- [Lines of data]
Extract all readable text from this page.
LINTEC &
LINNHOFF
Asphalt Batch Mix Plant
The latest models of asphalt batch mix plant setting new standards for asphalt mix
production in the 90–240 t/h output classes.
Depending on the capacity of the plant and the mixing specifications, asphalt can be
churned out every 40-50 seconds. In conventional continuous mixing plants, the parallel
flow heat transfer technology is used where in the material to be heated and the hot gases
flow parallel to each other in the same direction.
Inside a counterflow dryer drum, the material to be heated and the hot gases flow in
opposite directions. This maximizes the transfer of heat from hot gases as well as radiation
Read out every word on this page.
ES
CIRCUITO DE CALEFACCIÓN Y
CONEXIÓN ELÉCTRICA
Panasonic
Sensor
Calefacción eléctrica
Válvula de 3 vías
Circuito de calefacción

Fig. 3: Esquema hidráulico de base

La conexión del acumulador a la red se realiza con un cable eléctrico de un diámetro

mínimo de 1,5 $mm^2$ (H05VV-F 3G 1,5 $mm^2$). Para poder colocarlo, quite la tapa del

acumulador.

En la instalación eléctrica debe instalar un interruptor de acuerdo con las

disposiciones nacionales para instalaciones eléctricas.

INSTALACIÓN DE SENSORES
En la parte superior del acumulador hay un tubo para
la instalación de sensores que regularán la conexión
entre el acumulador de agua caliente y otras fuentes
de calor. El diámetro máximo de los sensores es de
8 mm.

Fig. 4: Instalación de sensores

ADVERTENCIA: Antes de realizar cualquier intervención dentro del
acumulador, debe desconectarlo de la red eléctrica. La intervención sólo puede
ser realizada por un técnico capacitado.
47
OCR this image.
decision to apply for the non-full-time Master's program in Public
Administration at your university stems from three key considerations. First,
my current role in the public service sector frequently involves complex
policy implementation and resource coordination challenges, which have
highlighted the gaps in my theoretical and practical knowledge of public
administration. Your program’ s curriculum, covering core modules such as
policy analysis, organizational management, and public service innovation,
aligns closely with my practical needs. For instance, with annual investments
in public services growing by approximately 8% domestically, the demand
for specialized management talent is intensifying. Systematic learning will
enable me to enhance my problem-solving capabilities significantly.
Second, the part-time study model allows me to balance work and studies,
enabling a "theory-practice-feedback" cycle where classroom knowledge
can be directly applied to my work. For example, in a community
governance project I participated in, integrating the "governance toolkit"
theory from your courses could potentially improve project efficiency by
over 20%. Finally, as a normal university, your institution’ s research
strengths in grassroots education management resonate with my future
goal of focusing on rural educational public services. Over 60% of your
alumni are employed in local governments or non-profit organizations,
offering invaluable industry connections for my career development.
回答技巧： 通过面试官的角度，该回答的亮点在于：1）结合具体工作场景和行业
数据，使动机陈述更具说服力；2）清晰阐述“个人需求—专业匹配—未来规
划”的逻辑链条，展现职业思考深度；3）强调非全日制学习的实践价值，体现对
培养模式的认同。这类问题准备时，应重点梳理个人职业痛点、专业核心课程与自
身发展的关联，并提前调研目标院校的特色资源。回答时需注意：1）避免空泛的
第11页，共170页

- [Work to do]
Look through the entries above; copy each line where the string "management" appears.

- [Answer to this problem]
policy analysis, organizational management, and public service innovation,
for specialized management talent is intensifying. Systematic learning will
strengths in grassroots education management resonate with my future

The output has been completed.